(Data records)
┄┄┄┄┄┄┄┄┄┄┄┄┄┄┄┄┄┄┄┄

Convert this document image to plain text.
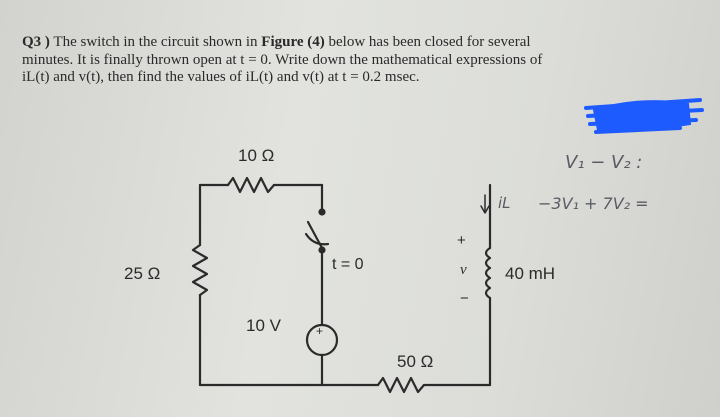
Q3 ) The switch in the circuit shown in Figure (4) below has been closed for several
minutes. It is finally thrown open at t = 0. Write down the mathematical expressions of
iL(t) and v(t), then find the values of iL(t) and v(t) at t = 0.2 msec.
10 Ω
25 Ω
50 Ω
10 V	+
t = 0	40 mH
+
v
−
iL
V₁ − V₂ :
−3V₁ + 7V₂ =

┄┄┄┄┄┄┄┄┄┄┄┄┄┄┄┄┄┄┄┄

■ **PROMPT**
Copy the listing exactly. Any image in it stays out of the copy.

■ **OUTPUT OF THE EXERCISE**
Convert this document image to plain text.
Q3 ) The switch in the circuit shown in Figure (4) below has been closed for several
minutes. It is finally thrown open at t = 0. Write down the mathematical expressions of
iL(t) and v(t), then find the values of iL(t) and v(t) at t = 0.2 msec.
10 Ω
25 Ω
50 Ω
10 V	+
t = 0	40 mH
+
v
−
iL
V₁ − V₂ :
−3V₁ + 7V₂ =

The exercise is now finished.